▸ **TEXT EXTRACT**
Just in case we aren't able to check in for the next few days, here's what we'll be up to: We're driving to a game park today (wish us luck driving on the left-hand side of the road) and we'll go on a safari tonight and another in the morning. Tomorrow afternoon we're going to go goof around at the beach at Mossel Bay on the Indian Ocean and then drive north to Outsdhoorn, where we'll spend the night and then go cave diving the next day. After that, we'll be driving home through wine country. We should get back to The Backpack on Wednesday or Thursday night.

Just a couple notes from yesterday: We woke up early and headed over to the market to buy presents. Here are some tips about these kinds of markets I'd like to offer:

1) Take a variety of change. A common scam: Say you agree on a price of $80 and give the vendor $100. Sometimes they will say they have no change and try to screw you. Avoid this by having exact change handy.
2) Throw a couple newspapers in your bags when you're packing. That way, if you buy something fragile, you can wrap it up so that it stays safe on the way hom.
3) You are going to see the same crap a million times over, so you don't need to start buying stuff up like a maniac straight out of the gate. Get a feel for what they're charging for stuff so you know what to bargain for.
4) If you engage a vendor in a bargaining battle and agree on a price, you should complete the sale. It's really rude to just walk away at the point, so unless you plan to buy, don't start a full-scale bargaining episdoe.

After the market, we came home, assessed our wares and then walked down to long street and split a pitcher of "The Green One" (lemondade, vodka and apple schnaps) and watched people walk by on the sidewalk. A beautiful lazy afternoon. There was a really good DJ playing a lot of Marley and the like and a hilarious picture of two mating rats casting a shadow on the wall entitled, "Two dirty fucking rats." Afterwards, we walked across the street to a little Mexican hole in the wall and had some DEE-lish food. Then, we came home and relaxed.

LOVE YOU!!!

Vocab:

traffic light = robot
gas station = garage or petrol station
gas = petrol (which, by the way costs about the same here)

Sunday, February 12, 2006

Cape Town and Table Top Mountain w/photos




OK, I think we've all learned a lesson from my last post: Do not drink and blog. My apologies for that stroke of genius. Another piece of business before I tell you about yesterday: If you're in The D, make sure you go down and visit THE DIRTY SHOW (http://www.dirtyshow.org/) - hope it's a great one Robin!

▸ **REQUIREMENTS**
Return the part of the travel blog post that opens with the words containing "Just a couple" and closes with "to bargain for.", copied word for word. The items that come next are from a different source than the travel blog post.

▸ **LISTED ENTRIES**
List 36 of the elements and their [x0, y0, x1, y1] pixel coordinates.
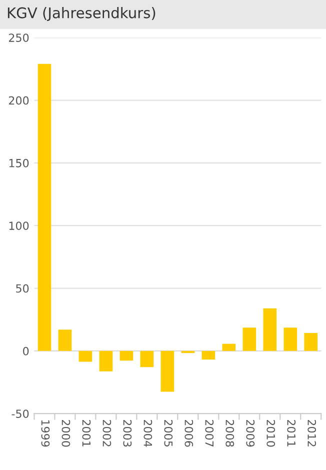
bar: [222, 344, 236, 351]
bar: [202, 350, 216, 360]
bar: [58, 330, 72, 351]
x-tick-label: 2002: [102, 420, 112, 446]
x-tick-label: 2012: [308, 420, 316, 446]
x-tick-label: 2000: [62, 420, 70, 447]
x-tick-label: 2007: [205, 420, 214, 446]
y-tick-label: 0: [23, 346, 29, 356]
x-tick-label: 2004: [144, 420, 152, 447]
bar: [160, 350, 174, 392]
bar: [181, 350, 195, 354]
x-tick-label: 2005: [164, 420, 173, 446]
x-tick-label: 2009: [246, 420, 255, 447]
x-tick-label: 2011: [287, 420, 296, 446]
bar: [38, 64, 52, 351]
y-tick-label: 250: [8, 34, 29, 42]
y-tick-label: 200: [8, 96, 29, 105]
x-tick-label: 2010: [266, 420, 276, 447]
x-tick-label: 2003: [123, 420, 132, 447]
y-tick-label: 150: [9, 158, 29, 168]
chart-title: KGV (Jahresendkurs): [8, 7, 156, 22]
bar: [120, 350, 134, 361]
y-tick-label: 100: [9, 222, 29, 230]
bar: [78, 350, 92, 362]
bar: [284, 328, 298, 351]
x-tick-label: 2008: [226, 420, 234, 447]
bar: [242, 328, 256, 351]
bar: [140, 350, 154, 368]
bar: [304, 333, 318, 351]
x-tick-label: 1999: [41, 420, 50, 447]
y-tick-label: -50: [12, 410, 29, 418]
bar: [263, 308, 277, 351]
bar: [99, 350, 113, 372]
y-tick-label: 50: [16, 284, 29, 293]
x-tick-label: 2006: [184, 420, 194, 447]
x-tick-label: 2001: [82, 420, 91, 446]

▸ **TASK OUTPUT**
Just a couple notes from yesterday: We woke up early and headed over to the market to buy presents. Here are some tips about these kinds of markets I'd like to offer:

1) Take a variety of change. A common scam: Say you agree on a price of $80 and give the vendor $100. Sometimes they will say they have no change and try to screw you. Avoid this by having exact change handy.
2) Throw a couple newspapers in your bags when you're packing. That way, if you buy something fragile, you can wrap it up so that it stays safe on the way hom.
3) You are going to see the same crap a million times over, so you don't need to start buying stuff up like a maniac straight out of the gate. Get a feel for what they're charging for stuff so you know what to bargain for.